EXERCISE GOAL: Scan the lines below; pull out those with "Celery".

AVAILABLE RECORDS:
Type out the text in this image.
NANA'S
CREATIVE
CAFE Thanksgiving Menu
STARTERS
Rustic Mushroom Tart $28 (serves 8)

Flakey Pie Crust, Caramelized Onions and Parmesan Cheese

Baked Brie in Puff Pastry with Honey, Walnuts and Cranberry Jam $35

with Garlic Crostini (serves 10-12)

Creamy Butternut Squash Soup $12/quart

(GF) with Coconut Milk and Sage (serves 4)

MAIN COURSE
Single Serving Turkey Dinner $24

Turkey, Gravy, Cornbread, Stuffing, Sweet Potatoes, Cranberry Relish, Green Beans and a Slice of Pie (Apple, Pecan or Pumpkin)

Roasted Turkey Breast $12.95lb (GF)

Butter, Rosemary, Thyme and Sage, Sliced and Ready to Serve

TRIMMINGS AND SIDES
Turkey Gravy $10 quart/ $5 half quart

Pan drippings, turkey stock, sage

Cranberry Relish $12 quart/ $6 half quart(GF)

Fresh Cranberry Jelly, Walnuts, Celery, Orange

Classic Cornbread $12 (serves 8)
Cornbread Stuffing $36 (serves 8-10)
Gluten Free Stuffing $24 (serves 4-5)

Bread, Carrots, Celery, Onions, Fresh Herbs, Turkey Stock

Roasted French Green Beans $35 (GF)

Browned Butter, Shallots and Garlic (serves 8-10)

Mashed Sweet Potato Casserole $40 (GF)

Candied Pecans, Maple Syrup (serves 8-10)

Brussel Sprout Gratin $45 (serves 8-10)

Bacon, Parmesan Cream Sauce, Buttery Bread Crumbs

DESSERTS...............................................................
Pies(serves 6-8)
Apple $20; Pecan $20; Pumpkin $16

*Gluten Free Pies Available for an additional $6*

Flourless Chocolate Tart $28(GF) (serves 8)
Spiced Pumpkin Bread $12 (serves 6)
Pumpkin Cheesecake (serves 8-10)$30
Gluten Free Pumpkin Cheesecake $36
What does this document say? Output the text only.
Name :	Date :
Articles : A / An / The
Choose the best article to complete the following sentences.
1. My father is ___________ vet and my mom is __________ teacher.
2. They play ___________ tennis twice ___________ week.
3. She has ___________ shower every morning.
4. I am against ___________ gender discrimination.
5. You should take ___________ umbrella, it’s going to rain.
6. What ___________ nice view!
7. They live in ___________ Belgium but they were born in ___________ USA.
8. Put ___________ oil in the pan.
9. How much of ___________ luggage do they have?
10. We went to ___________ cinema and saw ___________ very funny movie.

REPLY TO THE EXERCISE:
Fresh Cranberry Jelly, Walnuts, Celery, Orange
Bread, Carrots, Celery, Onions, Fresh Herbs, Turkey Stock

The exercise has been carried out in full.